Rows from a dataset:
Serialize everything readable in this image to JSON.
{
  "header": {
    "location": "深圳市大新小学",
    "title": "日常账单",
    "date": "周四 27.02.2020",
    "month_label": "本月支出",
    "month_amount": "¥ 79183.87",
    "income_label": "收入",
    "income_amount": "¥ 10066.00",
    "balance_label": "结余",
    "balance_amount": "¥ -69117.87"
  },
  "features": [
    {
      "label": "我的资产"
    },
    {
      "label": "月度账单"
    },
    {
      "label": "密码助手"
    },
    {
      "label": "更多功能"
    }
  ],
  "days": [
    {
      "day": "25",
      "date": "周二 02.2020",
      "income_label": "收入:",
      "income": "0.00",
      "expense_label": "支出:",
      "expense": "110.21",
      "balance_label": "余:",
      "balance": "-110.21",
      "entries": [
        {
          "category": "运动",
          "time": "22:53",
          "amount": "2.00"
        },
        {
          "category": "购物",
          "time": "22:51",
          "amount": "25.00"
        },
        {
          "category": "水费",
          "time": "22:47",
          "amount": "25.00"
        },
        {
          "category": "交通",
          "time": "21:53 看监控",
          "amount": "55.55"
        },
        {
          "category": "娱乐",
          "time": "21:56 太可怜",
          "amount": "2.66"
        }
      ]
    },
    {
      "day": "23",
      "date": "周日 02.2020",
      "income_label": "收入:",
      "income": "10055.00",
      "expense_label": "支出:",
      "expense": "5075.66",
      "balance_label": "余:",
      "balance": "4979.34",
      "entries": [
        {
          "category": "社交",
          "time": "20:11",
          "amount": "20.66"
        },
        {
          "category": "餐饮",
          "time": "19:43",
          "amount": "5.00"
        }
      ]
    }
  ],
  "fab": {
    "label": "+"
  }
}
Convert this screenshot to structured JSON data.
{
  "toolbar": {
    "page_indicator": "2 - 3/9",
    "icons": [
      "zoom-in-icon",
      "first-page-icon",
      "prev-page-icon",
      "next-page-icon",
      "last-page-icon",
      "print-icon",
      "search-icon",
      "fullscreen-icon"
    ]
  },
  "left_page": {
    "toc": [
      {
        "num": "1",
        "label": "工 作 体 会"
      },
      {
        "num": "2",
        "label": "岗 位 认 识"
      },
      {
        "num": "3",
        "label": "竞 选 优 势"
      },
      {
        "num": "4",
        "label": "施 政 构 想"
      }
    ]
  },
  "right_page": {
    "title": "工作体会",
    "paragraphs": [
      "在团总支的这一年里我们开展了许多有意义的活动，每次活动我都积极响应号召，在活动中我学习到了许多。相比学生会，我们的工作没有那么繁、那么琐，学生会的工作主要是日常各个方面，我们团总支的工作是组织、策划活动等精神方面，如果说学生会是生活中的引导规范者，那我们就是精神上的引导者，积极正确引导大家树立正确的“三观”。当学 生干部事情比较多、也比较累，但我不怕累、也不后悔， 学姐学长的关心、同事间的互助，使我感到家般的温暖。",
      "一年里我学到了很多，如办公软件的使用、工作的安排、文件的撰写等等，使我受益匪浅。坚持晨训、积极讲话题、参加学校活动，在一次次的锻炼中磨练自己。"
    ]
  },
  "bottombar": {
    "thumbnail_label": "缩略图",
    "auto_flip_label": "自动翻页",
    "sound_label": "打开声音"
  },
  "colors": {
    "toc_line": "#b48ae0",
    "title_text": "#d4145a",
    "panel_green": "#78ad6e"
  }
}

◆ GOAL ◆
In full and verbatim, repeat the records given above.

◆ COMPLETED TASK ◆
Serialize everything readable in this image to JSON.
{
  "header": {
    "location": "深圳市大新小学",
    "title": "日常账单",
    "date": "周四 27.02.2020",
    "month_label": "本月支出",
    "month_amount": "¥ 79183.87",
    "income_label": "收入",
    "income_amount": "¥ 10066.00",
    "balance_label": "结余",
    "balance_amount": "¥ -69117.87"
  },
  "features": [
    {
      "label": "我的资产"
    },
    {
      "label": "月度账单"
    },
    {
      "label": "密码助手"
    },
    {
      "label": "更多功能"
    }
  ],
  "days": [
    {
      "day": "25",
      "date": "周二 02.2020",
      "income_label": "收入:",
      "income": "0.00",
      "expense_label": "支出:",
      "expense": "110.21",
      "balance_label": "余:",
      "balance": "-110.21",
      "entries": [
        {
          "category": "运动",
          "time": "22:53",
          "amount": "2.00"
        },
        {
          "category": "购物",
          "time": "22:51",
          "amount": "25.00"
        },
        {
          "category": "水费",
          "time": "22:47",
          "amount": "25.00"
        },
        {
          "category": "交通",
          "time": "21:53 看监控",
          "amount": "55.55"
        },
        {
          "category": "娱乐",
          "time": "21:56 太可怜",
          "amount": "2.66"
        }
      ]
    },
    {
      "day": "23",
      "date": "周日 02.2020",
      "income_label": "收入:",
      "income": "10055.00",
      "expense_label": "支出:",
      "expense": "5075.66",
      "balance_label": "余:",
      "balance": "4979.34",
      "entries": [
        {
          "category": "社交",
          "time": "20:11",
          "amount": "20.66"
        },
        {
          "category": "餐饮",
          "time": "19:43",
          "amount": "5.00"
        }
      ]
    }
  ],
  "fab": {
    "label": "+"
  }
}
Convert this screenshot to structured JSON data.
{
  "toolbar": {
    "page_indicator": "2 - 3/9",
    "icons": [
      "zoom-in-icon",
      "first-page-icon",
      "prev-page-icon",
      "next-page-icon",
      "last-page-icon",
      "print-icon",
      "search-icon",
      "fullscreen-icon"
    ]
  },
  "left_page": {
    "toc": [
      {
        "num": "1",
        "label": "工 作 体 会"
      },
      {
        "num": "2",
        "label": "岗 位 认 识"
      },
      {
        "num": "3",
        "label": "竞 选 优 势"
      },
      {
        "num": "4",
        "label": "施 政 构 想"
      }
    ]
  },
  "right_page": {
    "title": "工作体会",
    "paragraphs": [
      "在团总支的这一年里我们开展了许多有意义的活动，每次活动我都积极响应号召，在活动中我学习到了许多。相比学生会，我们的工作没有那么繁、那么琐，学生会的工作主要是日常各个方面，我们团总支的工作是组织、策划活动等精神方面，如果说学生会是生活中的引导规范者，那我们就是精神上的引导者，积极正确引导大家树立正确的“三观”。当学 生干部事情比较多、也比较累，但我不怕累、也不后悔， 学姐学长的关心、同事间的互助，使我感到家般的温暖。",
      "一年里我学到了很多，如办公软件的使用、工作的安排、文件的撰写等等，使我受益匪浅。坚持晨训、积极讲话题、参加学校活动，在一次次的锻炼中磨练自己。"
    ]
  },
  "bottombar": {
    "thumbnail_label": "缩略图",
    "auto_flip_label": "自动翻页",
    "sound_label": "打开声音"
  },
  "colors": {
    "toc_line": "#b48ae0",
    "title_text": "#d4145a",
    "panel_green": "#78ad6e"
  }
}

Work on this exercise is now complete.